## GOAL:
Quote every entry word for word.

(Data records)
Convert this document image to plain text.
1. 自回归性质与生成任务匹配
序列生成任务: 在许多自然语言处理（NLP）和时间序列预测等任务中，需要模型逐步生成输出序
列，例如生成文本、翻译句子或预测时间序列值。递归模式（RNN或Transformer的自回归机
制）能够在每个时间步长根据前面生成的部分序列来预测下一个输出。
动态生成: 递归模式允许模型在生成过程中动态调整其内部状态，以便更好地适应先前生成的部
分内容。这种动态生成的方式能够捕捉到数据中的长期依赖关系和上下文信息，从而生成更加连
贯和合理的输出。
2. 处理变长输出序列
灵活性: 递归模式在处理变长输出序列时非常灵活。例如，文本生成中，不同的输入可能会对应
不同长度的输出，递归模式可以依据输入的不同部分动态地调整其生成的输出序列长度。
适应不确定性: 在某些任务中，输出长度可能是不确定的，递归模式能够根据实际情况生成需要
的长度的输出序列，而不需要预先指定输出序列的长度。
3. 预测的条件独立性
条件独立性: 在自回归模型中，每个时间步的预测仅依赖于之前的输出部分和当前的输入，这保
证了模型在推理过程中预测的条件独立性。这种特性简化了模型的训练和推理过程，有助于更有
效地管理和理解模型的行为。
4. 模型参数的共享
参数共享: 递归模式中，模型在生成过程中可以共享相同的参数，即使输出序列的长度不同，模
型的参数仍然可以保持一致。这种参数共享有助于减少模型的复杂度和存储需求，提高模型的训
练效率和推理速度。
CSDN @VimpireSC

## TASK OUTPUT:
Convert this document image to plain text.
1. 自回归性质与生成任务匹配
序列生成任务: 在许多自然语言处理（NLP）和时间序列预测等任务中，需要模型逐步生成输出序
列，例如生成文本、翻译句子或预测时间序列值。递归模式（RNN或Transformer的自回归机
制）能够在每个时间步长根据前面生成的部分序列来预测下一个输出。
动态生成: 递归模式允许模型在生成过程中动态调整其内部状态，以便更好地适应先前生成的部
分内容。这种动态生成的方式能够捕捉到数据中的长期依赖关系和上下文信息，从而生成更加连
贯和合理的输出。
2. 处理变长输出序列
灵活性: 递归模式在处理变长输出序列时非常灵活。例如，文本生成中，不同的输入可能会对应
不同长度的输出，递归模式可以依据输入的不同部分动态地调整其生成的输出序列长度。
适应不确定性: 在某些任务中，输出长度可能是不确定的，递归模式能够根据实际情况生成需要
的长度的输出序列，而不需要预先指定输出序列的长度。
3. 预测的条件独立性
条件独立性: 在自回归模型中，每个时间步的预测仅依赖于之前的输出部分和当前的输入，这保
证了模型在推理过程中预测的条件独立性。这种特性简化了模型的训练和推理过程，有助于更有
效地管理和理解模型的行为。
4. 模型参数的共享
参数共享: 递归模式中，模型在生成过程中可以共享相同的参数，即使输出序列的长度不同，模
型的参数仍然可以保持一致。这种参数共享有助于减少模型的复杂度和存储需求，提高模型的训
练效率和推理速度。
CSDN @VimpireSC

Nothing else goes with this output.